[Information shown start]

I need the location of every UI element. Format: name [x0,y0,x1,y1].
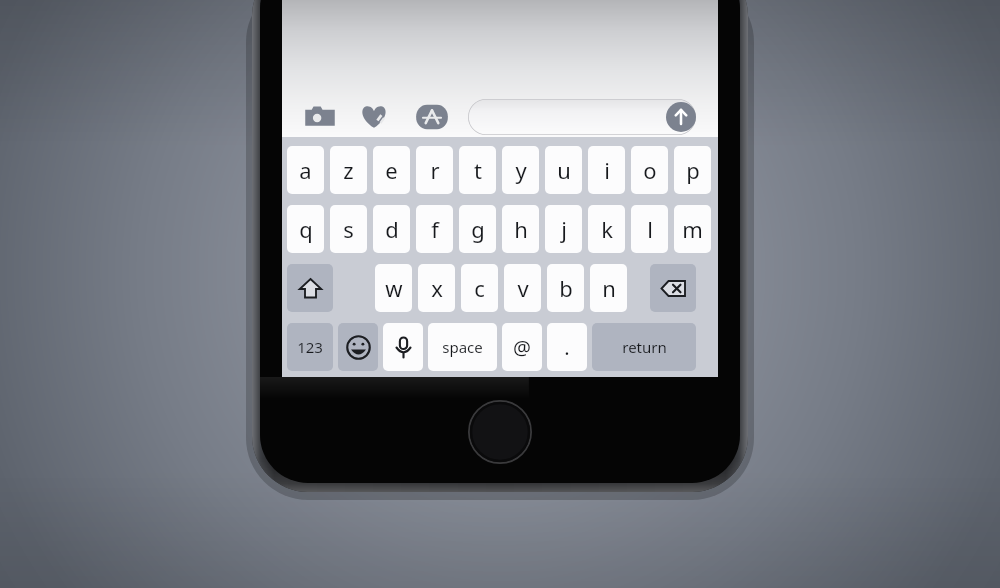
button[interactable]: . [547,323,587,371]
staticText: i [604,155,610,185]
button[interactable]: h [502,205,539,253]
button[interactable]: Backspace [650,264,696,312]
button[interactable]: w [375,264,412,312]
button[interactable]: x [418,264,455,312]
button[interactable]: i [588,146,625,194]
button[interactable]: v [504,264,541,312]
staticText: j [561,214,567,244]
button[interactable]: Shift [287,264,333,312]
button[interactable]: b [547,264,584,312]
staticText: 123 [297,337,323,357]
button[interactable]: App Store [414,99,450,135]
button[interactable]: r [416,146,453,194]
button[interactable]: space [428,323,497,371]
button[interactable]: @ [502,323,542,371]
staticText: n [602,273,616,303]
button[interactable]: 123 [287,323,333,371]
button[interactable]: Dictation [383,323,423,371]
button[interactable]: m [674,205,711,253]
staticText: p [686,155,700,185]
button[interactable]: Send [666,102,696,132]
staticText: q [299,214,313,244]
button[interactable]: l [631,205,668,253]
button[interactable]: c [461,264,498,312]
staticText: w [385,273,403,303]
button[interactable]: y [502,146,539,194]
button[interactable]: Message input [468,99,696,135]
staticText: c [474,273,485,303]
staticText: @ [513,334,531,361]
staticText: b [559,273,573,303]
button[interactable]: p [674,146,711,194]
button[interactable]: u [545,146,582,194]
staticText: space [442,337,483,357]
button[interactable]: n [590,264,627,312]
staticText: e [385,155,398,185]
staticText: d [385,214,399,244]
button[interactable]: f [416,205,453,253]
button[interactable]: q [287,205,324,253]
button[interactable]: Digital Touch [356,99,392,135]
button[interactable]: z [330,146,367,194]
staticText: u [557,155,571,185]
staticText: y [515,155,527,185]
button[interactable]: Camera [302,99,338,135]
staticText: s [343,214,354,244]
button[interactable]: return [592,323,696,371]
staticText: a [299,155,312,185]
staticText: . [564,334,570,361]
button[interactable]: t [459,146,496,194]
staticText: k [601,214,613,244]
staticText: v [517,273,529,303]
staticText: l [647,214,653,244]
staticText: f [431,214,439,244]
button[interactable]: d [373,205,410,253]
button[interactable]: j [545,205,582,253]
button[interactable]: o [631,146,668,194]
staticText: o [643,155,657,185]
staticText: z [343,155,354,185]
button[interactable]: a [287,146,324,194]
button[interactable]: k [588,205,625,253]
button[interactable]: Emoji [338,323,378,371]
staticText: r [430,155,440,185]
button[interactable]: s [330,205,367,253]
staticText: t [474,155,482,185]
staticText: x [431,273,443,303]
button[interactable]: g [459,205,496,253]
staticText: g [471,214,485,244]
staticText: h [514,214,528,244]
staticText: return [622,337,667,357]
staticText: m [682,214,703,244]
button[interactable]: e [373,146,410,194]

[Information shown end]

Written problem >> Lay out the lines above as a Markdown table with the columns "No." and "Line Text," numbering each row and omitting blank lines. Leave out the picture lines.

Output >>
| No. | Line Text |
|---|---|
| 1 | I need the location of every UI element. Format: name [x0,y0,x1,y1]. |
| 2 | button[interactable]: . [547,323,587,371] |
| 3 | staticText: i [604,155,610,185] |
| 4 | button[interactable]: h [502,205,539,253] |
| 5 | button[interactable]: Backspace [650,264,696,312] |
| 6 | button[interactable]: w [375,264,412,312] |
| 7 | button[interactable]: x [418,264,455,312] |
| 8 | button[interactable]: i [588,146,625,194] |
| 9 | button[interactable]: v [504,264,541,312] |
| 10 | staticText: j [561,214,567,244] |
| 11 | button[interactable]: Shift [287,264,333,312] |
| 12 | button[interactable]: b [547,264,584,312] |
| 13 | staticText: 123 [297,337,323,357] |
| 14 | button[interactable]: App Store [414,99,450,135] |
| 15 | button[interactable]: r [416,146,453,194] |
| 16 | button[interactable]: space [428,323,497,371] |
| 17 | button[interactable]: @ [502,323,542,371] |
| 18 | staticText: n [602,273,616,303] |
| 19 | button[interactable]: 123 [287,323,333,371] |
| 20 | button[interactable]: Dictation [383,323,423,371] |
| 21 | button[interactable]: m [674,205,711,253] |
| 22 | staticText: p [686,155,700,185] |
| 23 | button[interactable]: Send [666,102,696,132] |
| 24 | staticText: q [299,214,313,244] |
| 25 | button[interactable]: l [631,205,668,253] |
| 26 | button[interactable]: c [461,264,498,312] |
| 27 | staticText: w [385,273,403,303] |
| 28 | button[interactable]: y [502,146,539,194] |
| 29 | button[interactable]: Message input [468,99,696,135] |
| 30 | staticText: c [474,273,485,303] |
| 31 | staticText: @ [513,334,531,361] |
| 32 | staticText: b [559,273,573,303] |
| 33 | button[interactable]: p [674,146,711,194] |
| 34 | button[interactable]: u [545,146,582,194] |
| 35 | staticText: space [442,337,483,357] |
| 36 | button[interactable]: n [590,264,627,312] |
| 37 | staticText: e [385,155,398,185] |
| 38 | staticText: d [385,214,399,244] |
| 39 | button[interactable]: f [416,205,453,253] |
| 40 | button[interactable]: q [287,205,324,253] |
| 41 | button[interactable]: Digital Touch [356,99,392,135] |
| 42 | button[interactable]: z [330,146,367,194] |
| 43 | staticText: u [557,155,571,185] |
| 44 | staticText: y [515,155,527,185] |
| 45 | button[interactable]: Camera [302,99,338,135] |
| 46 | staticText: s [343,214,354,244] |
| 47 | button[interactable]: return [592,323,696,371] |
| 48 | staticText: a [299,155,312,185] |
| 49 | staticText: . [564,334,570,361] |
| 50 | button[interactable]: t [459,146,496,194] |
| 51 | staticText: k [601,214,613,244] |
| 52 | staticText: v [517,273,529,303] |
| 53 | staticText: l [647,214,653,244] |
| 54 | staticText: f [431,214,439,244] |
| 55 | button[interactable]: d [373,205,410,253] |
| 56 | button[interactable]: j [545,205,582,253] |
| 57 | button[interactable]: o [631,146,668,194] |
| 58 | staticText: o [643,155,657,185] |
| 59 | staticText: z [343,155,354,185] |
| 60 | button[interactable]: a [287,146,324,194] |
| 61 | button[interactable]: k [588,205,625,253] |
| 62 | button[interactable]: Emoji [338,323,378,371] |
| 63 | staticText: r [430,155,440,185] |
| 64 | button[interactable]: s [330,205,367,253] |
| 65 | staticText: t [474,155,482,185] |
| 66 | staticText: x [431,273,443,303] |
| 67 | button[interactable]: g [459,205,496,253] |
| 68 | staticText: g [471,214,485,244] |
| 69 | staticText: h [514,214,528,244] |
| 70 | staticText: return [622,337,667,357] |
| 71 | staticText: m [682,214,703,244] |
| 72 | button[interactable]: e [373,146,410,194] |